Task to complete:
Gather every line holding the string "operations".

Input data:
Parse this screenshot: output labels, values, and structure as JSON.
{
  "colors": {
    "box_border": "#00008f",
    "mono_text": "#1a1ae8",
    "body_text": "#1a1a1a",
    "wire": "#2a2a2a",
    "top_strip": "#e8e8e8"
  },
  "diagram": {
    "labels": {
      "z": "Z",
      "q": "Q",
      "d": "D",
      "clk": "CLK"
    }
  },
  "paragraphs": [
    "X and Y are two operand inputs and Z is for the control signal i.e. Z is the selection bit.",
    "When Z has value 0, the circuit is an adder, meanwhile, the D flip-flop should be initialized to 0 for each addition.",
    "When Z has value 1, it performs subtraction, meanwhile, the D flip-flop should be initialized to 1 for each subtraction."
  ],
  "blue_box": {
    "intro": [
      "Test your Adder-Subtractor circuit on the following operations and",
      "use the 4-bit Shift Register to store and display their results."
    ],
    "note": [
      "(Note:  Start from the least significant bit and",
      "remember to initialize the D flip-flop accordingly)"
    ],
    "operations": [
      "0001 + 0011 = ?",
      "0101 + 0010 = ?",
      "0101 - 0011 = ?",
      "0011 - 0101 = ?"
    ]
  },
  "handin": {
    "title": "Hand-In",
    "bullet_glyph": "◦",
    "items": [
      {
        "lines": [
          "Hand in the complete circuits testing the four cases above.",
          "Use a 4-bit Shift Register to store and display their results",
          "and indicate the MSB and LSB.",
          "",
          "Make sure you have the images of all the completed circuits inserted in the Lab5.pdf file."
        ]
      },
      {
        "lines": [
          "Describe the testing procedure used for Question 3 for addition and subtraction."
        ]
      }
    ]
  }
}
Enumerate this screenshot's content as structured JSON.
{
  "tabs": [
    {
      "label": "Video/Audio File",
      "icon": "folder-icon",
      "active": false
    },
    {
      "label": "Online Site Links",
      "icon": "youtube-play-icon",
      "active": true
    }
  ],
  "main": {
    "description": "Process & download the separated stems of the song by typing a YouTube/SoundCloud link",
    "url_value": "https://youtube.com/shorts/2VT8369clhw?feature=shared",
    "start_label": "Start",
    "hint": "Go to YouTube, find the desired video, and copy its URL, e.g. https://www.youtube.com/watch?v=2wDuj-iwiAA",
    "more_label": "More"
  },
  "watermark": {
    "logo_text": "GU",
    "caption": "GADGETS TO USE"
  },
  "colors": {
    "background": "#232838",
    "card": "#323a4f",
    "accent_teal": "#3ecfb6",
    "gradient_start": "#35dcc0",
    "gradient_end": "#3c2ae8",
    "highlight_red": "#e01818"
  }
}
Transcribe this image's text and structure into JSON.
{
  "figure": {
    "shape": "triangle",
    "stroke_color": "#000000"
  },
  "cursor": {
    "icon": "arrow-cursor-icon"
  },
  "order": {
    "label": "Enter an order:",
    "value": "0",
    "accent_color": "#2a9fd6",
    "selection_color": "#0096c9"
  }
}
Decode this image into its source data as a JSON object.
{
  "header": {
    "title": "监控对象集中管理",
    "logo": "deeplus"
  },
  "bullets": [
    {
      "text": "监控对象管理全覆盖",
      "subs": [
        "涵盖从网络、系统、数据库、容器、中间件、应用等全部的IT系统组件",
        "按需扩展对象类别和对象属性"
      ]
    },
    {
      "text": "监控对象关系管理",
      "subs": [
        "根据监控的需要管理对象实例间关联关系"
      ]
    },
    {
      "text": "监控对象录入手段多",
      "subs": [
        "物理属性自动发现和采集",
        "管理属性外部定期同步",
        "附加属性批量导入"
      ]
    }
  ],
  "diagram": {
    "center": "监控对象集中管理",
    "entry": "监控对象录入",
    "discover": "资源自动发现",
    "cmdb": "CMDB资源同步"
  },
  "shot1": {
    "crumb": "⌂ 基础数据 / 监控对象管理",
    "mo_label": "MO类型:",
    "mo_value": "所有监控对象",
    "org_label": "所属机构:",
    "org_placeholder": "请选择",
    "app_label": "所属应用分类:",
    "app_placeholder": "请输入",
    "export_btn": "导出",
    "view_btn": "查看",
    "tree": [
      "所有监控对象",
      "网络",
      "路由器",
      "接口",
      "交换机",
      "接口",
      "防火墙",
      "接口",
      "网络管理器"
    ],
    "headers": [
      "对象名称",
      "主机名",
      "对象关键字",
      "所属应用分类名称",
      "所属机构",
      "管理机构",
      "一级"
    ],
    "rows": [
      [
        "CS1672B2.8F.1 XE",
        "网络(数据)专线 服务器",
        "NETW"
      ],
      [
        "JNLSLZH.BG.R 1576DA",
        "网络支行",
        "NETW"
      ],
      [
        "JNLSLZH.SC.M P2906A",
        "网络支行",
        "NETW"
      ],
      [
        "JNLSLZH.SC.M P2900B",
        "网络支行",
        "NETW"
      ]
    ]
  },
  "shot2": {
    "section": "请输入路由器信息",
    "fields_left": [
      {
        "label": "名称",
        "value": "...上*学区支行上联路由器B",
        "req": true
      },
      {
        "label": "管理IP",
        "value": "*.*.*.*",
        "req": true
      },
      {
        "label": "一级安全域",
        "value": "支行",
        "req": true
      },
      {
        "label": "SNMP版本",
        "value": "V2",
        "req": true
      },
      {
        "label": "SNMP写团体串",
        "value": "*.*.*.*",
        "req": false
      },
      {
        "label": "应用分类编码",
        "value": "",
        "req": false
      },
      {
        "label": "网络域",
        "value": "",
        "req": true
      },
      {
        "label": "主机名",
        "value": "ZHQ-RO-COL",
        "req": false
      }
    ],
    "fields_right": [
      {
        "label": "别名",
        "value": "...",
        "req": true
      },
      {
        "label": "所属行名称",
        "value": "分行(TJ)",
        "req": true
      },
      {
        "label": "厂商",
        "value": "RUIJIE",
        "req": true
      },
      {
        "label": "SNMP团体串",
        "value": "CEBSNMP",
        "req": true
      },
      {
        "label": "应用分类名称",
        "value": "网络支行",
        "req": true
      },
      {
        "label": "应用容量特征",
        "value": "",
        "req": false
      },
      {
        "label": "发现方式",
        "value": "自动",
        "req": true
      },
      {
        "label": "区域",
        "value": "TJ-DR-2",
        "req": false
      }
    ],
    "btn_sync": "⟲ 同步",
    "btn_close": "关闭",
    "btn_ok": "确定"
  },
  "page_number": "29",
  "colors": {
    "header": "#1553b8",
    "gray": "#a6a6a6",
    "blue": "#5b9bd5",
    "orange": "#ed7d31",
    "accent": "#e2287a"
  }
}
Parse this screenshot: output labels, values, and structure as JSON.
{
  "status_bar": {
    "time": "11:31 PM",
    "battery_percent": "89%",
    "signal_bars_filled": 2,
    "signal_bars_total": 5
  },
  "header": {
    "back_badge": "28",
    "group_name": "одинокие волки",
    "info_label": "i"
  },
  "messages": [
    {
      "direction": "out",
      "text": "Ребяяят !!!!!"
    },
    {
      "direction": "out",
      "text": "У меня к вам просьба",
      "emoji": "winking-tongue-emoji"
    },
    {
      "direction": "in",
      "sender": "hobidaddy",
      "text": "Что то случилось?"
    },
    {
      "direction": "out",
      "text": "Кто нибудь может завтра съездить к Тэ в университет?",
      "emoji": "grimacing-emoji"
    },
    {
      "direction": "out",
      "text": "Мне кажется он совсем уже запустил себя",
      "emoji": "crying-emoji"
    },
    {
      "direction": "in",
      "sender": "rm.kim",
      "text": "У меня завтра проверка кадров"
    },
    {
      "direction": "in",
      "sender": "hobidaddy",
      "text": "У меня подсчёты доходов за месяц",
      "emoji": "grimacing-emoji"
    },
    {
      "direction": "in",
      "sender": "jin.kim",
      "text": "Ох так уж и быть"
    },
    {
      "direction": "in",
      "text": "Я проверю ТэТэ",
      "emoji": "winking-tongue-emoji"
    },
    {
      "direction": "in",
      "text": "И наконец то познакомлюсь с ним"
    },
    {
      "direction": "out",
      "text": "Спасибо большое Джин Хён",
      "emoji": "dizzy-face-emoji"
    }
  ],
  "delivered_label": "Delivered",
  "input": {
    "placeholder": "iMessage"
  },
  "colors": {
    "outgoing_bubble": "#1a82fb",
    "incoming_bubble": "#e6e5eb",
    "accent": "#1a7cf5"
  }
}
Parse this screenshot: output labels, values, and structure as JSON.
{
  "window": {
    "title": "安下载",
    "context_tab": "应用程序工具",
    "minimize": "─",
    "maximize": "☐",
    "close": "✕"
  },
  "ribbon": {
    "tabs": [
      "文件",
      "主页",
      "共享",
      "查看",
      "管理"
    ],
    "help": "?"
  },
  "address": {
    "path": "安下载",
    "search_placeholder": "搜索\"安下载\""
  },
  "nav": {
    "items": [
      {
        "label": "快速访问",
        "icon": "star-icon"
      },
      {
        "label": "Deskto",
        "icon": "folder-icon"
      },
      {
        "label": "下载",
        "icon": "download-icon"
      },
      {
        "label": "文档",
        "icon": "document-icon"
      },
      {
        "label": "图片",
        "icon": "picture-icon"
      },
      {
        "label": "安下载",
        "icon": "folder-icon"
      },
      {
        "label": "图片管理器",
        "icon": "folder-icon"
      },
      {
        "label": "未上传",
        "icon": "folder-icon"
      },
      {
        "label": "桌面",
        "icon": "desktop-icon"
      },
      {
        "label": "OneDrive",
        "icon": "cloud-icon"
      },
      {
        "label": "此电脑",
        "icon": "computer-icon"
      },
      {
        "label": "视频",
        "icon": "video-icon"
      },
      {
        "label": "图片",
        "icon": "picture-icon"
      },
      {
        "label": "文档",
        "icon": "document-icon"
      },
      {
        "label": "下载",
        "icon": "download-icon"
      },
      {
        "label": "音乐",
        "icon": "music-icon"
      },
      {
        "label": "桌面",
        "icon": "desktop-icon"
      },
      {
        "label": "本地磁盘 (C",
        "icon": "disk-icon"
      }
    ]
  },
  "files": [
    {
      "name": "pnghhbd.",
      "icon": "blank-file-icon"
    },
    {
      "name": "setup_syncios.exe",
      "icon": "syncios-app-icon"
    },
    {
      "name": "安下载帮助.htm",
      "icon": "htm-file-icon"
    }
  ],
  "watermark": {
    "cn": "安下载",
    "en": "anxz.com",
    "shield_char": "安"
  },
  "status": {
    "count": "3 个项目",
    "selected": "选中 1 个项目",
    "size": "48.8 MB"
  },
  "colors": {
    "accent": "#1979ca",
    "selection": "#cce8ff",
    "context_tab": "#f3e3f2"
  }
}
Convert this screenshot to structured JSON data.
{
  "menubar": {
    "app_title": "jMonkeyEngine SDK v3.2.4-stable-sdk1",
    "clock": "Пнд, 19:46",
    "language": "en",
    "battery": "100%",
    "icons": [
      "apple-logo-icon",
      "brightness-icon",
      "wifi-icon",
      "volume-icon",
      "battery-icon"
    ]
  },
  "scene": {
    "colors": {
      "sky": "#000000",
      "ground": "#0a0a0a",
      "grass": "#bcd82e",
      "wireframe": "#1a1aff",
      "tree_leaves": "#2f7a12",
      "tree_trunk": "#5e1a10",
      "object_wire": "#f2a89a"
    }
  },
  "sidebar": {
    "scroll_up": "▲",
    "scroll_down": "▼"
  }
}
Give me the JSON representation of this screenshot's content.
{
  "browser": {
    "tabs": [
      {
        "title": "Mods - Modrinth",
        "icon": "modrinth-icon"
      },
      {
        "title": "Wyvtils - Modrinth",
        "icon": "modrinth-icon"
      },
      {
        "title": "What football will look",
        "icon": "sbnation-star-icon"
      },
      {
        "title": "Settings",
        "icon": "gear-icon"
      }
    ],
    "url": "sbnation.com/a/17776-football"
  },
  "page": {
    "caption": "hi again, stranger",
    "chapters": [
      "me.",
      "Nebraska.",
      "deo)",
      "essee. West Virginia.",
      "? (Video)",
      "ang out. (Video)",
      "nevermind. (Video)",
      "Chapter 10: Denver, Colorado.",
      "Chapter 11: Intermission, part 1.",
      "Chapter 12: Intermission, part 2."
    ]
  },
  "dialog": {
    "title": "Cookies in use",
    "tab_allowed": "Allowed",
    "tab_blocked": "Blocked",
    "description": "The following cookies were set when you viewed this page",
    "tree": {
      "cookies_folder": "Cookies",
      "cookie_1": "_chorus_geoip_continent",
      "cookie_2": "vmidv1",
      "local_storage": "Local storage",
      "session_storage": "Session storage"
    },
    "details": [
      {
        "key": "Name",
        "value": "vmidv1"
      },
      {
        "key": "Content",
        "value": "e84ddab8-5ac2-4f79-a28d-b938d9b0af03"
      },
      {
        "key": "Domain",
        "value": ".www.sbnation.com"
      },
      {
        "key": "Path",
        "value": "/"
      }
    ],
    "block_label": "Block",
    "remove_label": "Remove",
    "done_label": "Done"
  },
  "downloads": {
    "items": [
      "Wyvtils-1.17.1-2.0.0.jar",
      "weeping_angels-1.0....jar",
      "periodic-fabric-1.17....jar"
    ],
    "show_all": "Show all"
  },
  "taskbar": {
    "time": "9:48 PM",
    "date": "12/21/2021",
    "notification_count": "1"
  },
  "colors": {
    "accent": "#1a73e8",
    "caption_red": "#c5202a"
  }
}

Reply to the exercise:
      "Test your Adder-Subtractor circuit on the following operations and",
    "operations": [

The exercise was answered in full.